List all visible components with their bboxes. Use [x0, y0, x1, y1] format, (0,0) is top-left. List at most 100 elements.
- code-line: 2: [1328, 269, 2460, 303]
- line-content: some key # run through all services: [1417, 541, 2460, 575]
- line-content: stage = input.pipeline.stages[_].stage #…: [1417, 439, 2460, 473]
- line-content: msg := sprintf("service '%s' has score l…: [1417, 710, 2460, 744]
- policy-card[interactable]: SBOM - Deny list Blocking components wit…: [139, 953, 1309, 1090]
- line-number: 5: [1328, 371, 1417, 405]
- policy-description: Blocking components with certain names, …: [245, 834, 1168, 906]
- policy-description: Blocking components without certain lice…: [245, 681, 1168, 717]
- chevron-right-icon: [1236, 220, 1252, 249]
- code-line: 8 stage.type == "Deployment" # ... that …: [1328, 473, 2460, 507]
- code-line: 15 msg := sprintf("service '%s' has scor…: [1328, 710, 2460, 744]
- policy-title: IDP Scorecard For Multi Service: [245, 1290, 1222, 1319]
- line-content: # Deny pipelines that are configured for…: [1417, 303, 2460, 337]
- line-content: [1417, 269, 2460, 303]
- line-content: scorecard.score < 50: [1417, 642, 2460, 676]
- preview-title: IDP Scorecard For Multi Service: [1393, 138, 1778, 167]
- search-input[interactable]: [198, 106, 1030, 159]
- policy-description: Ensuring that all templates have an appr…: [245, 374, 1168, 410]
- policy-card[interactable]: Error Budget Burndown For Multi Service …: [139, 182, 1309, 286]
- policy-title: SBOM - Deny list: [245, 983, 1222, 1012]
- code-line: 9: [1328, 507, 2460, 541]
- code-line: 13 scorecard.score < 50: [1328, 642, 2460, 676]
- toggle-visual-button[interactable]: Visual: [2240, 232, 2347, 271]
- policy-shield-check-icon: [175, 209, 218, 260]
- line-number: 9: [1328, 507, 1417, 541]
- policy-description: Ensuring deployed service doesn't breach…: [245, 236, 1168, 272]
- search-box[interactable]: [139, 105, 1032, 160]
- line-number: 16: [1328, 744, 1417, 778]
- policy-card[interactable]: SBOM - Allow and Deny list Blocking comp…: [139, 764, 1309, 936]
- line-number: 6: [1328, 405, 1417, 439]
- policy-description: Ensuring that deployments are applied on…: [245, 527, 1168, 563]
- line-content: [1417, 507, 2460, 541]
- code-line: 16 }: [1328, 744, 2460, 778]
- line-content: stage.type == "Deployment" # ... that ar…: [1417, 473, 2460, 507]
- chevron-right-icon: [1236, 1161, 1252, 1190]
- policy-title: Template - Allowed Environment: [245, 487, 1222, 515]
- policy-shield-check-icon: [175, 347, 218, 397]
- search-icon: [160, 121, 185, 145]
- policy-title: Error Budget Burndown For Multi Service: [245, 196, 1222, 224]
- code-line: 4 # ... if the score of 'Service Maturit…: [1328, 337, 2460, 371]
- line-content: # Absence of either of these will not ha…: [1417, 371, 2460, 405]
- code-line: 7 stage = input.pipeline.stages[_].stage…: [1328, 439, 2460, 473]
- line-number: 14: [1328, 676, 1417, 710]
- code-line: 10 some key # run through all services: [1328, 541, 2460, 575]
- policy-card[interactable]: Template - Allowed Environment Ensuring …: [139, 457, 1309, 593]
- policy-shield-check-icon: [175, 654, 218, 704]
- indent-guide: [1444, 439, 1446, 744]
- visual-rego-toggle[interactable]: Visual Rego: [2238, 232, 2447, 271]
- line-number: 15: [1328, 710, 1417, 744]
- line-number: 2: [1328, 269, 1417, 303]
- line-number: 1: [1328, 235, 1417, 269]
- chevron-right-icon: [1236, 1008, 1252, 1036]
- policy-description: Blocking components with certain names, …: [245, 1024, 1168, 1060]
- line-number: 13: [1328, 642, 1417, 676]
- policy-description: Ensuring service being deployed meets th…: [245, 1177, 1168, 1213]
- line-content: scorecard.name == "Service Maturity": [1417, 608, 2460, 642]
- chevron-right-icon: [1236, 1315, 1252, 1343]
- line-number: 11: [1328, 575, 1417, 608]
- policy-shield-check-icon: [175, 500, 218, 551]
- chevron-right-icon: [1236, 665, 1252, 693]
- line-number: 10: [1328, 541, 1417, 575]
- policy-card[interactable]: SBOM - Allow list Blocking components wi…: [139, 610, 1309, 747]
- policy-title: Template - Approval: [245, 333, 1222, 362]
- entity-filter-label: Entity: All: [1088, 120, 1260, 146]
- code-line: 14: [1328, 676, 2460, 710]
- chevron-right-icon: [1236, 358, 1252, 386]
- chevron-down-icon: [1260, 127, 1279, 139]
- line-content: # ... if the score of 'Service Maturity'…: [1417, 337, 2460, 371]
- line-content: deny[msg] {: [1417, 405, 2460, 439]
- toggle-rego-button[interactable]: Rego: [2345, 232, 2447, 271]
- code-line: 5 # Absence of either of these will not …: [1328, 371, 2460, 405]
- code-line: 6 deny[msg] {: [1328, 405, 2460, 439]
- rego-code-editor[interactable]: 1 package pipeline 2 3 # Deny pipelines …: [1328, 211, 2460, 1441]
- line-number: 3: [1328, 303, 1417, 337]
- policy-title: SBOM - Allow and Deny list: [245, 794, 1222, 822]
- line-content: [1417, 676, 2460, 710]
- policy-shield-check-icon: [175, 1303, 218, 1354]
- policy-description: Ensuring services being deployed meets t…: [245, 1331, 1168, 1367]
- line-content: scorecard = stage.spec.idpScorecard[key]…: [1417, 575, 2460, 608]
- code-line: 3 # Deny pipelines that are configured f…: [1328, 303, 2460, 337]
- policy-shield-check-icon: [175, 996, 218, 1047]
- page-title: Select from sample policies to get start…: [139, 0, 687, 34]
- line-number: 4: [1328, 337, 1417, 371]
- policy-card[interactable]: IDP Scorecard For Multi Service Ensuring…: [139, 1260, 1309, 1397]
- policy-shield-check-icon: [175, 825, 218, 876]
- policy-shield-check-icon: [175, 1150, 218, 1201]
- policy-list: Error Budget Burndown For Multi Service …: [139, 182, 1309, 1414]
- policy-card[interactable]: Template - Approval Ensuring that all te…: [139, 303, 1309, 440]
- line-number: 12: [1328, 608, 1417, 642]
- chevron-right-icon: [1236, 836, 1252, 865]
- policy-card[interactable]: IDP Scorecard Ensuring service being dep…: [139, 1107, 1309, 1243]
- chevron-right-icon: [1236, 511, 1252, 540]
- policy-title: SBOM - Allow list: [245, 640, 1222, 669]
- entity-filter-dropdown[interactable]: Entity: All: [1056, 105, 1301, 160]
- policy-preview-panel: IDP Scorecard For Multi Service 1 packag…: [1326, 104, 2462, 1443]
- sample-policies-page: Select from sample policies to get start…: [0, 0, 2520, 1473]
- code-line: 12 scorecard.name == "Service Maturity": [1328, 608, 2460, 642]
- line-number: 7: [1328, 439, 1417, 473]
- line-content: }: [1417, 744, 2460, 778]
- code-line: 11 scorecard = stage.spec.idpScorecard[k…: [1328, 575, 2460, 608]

◆ **EXERCISE**: Print every line of the data above without changing anything.

◆ **ANSWER TO THIS TASK**:
List all visible components with their bboxes. Use [x0, y0, x1, y1] format, (0,0) is top-left. List at most 100 elements.
- code-line: 2: [1328, 269, 2460, 303]
- line-content: some key # run through all services: [1417, 541, 2460, 575]
- line-content: stage = input.pipeline.stages[_].stage #…: [1417, 439, 2460, 473]
- line-content: msg := sprintf("service '%s' has score l…: [1417, 710, 2460, 744]
- policy-card[interactable]: SBOM - Deny list Blocking components wit…: [139, 953, 1309, 1090]
- line-number: 5: [1328, 371, 1417, 405]
- policy-description: Blocking components with certain names, …: [245, 834, 1168, 906]
- policy-description: Blocking components without certain lice…: [245, 681, 1168, 717]
- chevron-right-icon: [1236, 220, 1252, 249]
- code-line: 8 stage.type == "Deployment" # ... that …: [1328, 473, 2460, 507]
- code-line: 15 msg := sprintf("service '%s' has scor…: [1328, 710, 2460, 744]
- policy-title: IDP Scorecard For Multi Service: [245, 1290, 1222, 1319]
- line-content: # Deny pipelines that are configured for…: [1417, 303, 2460, 337]
- line-content: [1417, 269, 2460, 303]
- line-content: scorecard.score < 50: [1417, 642, 2460, 676]
- preview-title: IDP Scorecard For Multi Service: [1393, 138, 1778, 167]
- search-input[interactable]: [198, 106, 1030, 159]
- policy-description: Ensuring that all templates have an appr…: [245, 374, 1168, 410]
- policy-card[interactable]: Error Budget Burndown For Multi Service …: [139, 182, 1309, 286]
- policy-title: SBOM - Deny list: [245, 983, 1222, 1012]
- code-line: 9: [1328, 507, 2460, 541]
- code-line: 13 scorecard.score < 50: [1328, 642, 2460, 676]
- toggle-visual-button[interactable]: Visual: [2240, 232, 2347, 271]
- policy-shield-check-icon: [175, 209, 218, 260]
- line-number: 9: [1328, 507, 1417, 541]
- policy-description: Ensuring deployed service doesn't breach…: [245, 236, 1168, 272]
- search-box[interactable]: [139, 105, 1032, 160]
- line-number: 16: [1328, 744, 1417, 778]
- policy-card[interactable]: SBOM - Allow and Deny list Blocking comp…: [139, 764, 1309, 936]
- line-number: 6: [1328, 405, 1417, 439]
- policy-description: Ensuring that deployments are applied on…: [245, 527, 1168, 563]
- line-content: [1417, 507, 2460, 541]
- code-line: 16 }: [1328, 744, 2460, 778]
- line-content: stage.type == "Deployment" # ... that ar…: [1417, 473, 2460, 507]
- chevron-right-icon: [1236, 1161, 1252, 1190]
- policy-title: Template - Allowed Environment: [245, 487, 1222, 515]
- policy-shield-check-icon: [175, 347, 218, 397]
- search-icon: [160, 121, 185, 145]
- policy-title: Error Budget Burndown For Multi Service: [245, 196, 1222, 224]
- code-line: 4 # ... if the score of 'Service Maturit…: [1328, 337, 2460, 371]
- line-content: # Absence of either of these will not ha…: [1417, 371, 2460, 405]
- code-line: 7 stage = input.pipeline.stages[_].stage…: [1328, 439, 2460, 473]
- line-number: 14: [1328, 676, 1417, 710]
- code-line: 10 some key # run through all services: [1328, 541, 2460, 575]
- policy-card[interactable]: Template - Allowed Environment Ensuring …: [139, 457, 1309, 593]
- policy-shield-check-icon: [175, 654, 218, 704]
- indent-guide: [1444, 439, 1446, 744]
- visual-rego-toggle[interactable]: Visual Rego: [2238, 232, 2447, 271]
- line-number: 15: [1328, 710, 1417, 744]
- line-number: 2: [1328, 269, 1417, 303]
- line-number: 1: [1328, 235, 1417, 269]
- chevron-right-icon: [1236, 1008, 1252, 1036]
- policy-description: Blocking components with certain names, …: [245, 1024, 1168, 1060]
- line-number: 13: [1328, 642, 1417, 676]
- policy-description: Ensuring service being deployed meets th…: [245, 1177, 1168, 1213]
- line-content: scorecard.name == "Service Maturity": [1417, 608, 2460, 642]
- chevron-right-icon: [1236, 1315, 1252, 1343]
- line-number: 11: [1328, 575, 1417, 608]
- policy-shield-check-icon: [175, 500, 218, 551]
- chevron-right-icon: [1236, 665, 1252, 693]
- line-number: 10: [1328, 541, 1417, 575]
- policy-card[interactable]: SBOM - Allow list Blocking components wi…: [139, 610, 1309, 747]
- policy-title: Template - Approval: [245, 333, 1222, 362]
- entity-filter-label: Entity: All: [1088, 120, 1260, 146]
- code-line: 14: [1328, 676, 2460, 710]
- chevron-right-icon: [1236, 358, 1252, 386]
- chevron-down-icon: [1260, 127, 1279, 139]
- line-content: # ... if the score of 'Service Maturity'…: [1417, 337, 2460, 371]
- line-content: deny[msg] {: [1417, 405, 2460, 439]
- toggle-rego-button[interactable]: Rego: [2345, 232, 2447, 271]
- code-line: 5 # Absence of either of these will not …: [1328, 371, 2460, 405]
- code-line: 6 deny[msg] {: [1328, 405, 2460, 439]
- rego-code-editor[interactable]: 1 package pipeline 2 3 # Deny pipelines …: [1328, 211, 2460, 1441]
- line-number: 3: [1328, 303, 1417, 337]
- policy-title: SBOM - Allow and Deny list: [245, 794, 1222, 822]
- line-content: [1417, 676, 2460, 710]
- policy-shield-check-icon: [175, 1303, 218, 1354]
- policy-description: Ensuring services being deployed meets t…: [245, 1331, 1168, 1367]
- line-content: scorecard = stage.spec.idpScorecard[key]…: [1417, 575, 2460, 608]
- code-line: 3 # Deny pipelines that are configured f…: [1328, 303, 2460, 337]
- policy-shield-check-icon: [175, 996, 218, 1047]
- page-title: Select from sample policies to get start…: [139, 0, 687, 34]
- line-number: 4: [1328, 337, 1417, 371]
- policy-card[interactable]: IDP Scorecard For Multi Service Ensuring…: [139, 1260, 1309, 1397]
- policy-shield-check-icon: [175, 825, 218, 876]
- policy-shield-check-icon: [175, 1150, 218, 1201]
- policy-list: Error Budget Burndown For Multi Service …: [139, 182, 1309, 1414]
- policy-card[interactable]: Template - Approval Ensuring that all te…: [139, 303, 1309, 440]
- line-number: 12: [1328, 608, 1417, 642]
- chevron-right-icon: [1236, 836, 1252, 865]
- policy-card[interactable]: IDP Scorecard Ensuring service being dep…: [139, 1107, 1309, 1243]
- chevron-right-icon: [1236, 511, 1252, 540]
- policy-title: SBOM - Allow list: [245, 640, 1222, 669]
- entity-filter-dropdown[interactable]: Entity: All: [1056, 105, 1301, 160]
- policy-preview-panel: IDP Scorecard For Multi Service 1 packag…: [1326, 104, 2462, 1443]
- sample-policies-page: Select from sample policies to get start…: [0, 0, 2520, 1473]
- code-line: 12 scorecard.name == "Service Maturity": [1328, 608, 2460, 642]
- line-number: 7: [1328, 439, 1417, 473]
- line-content: }: [1417, 744, 2460, 778]
- code-line: 11 scorecard = stage.spec.idpScorecard[k…: [1328, 575, 2460, 608]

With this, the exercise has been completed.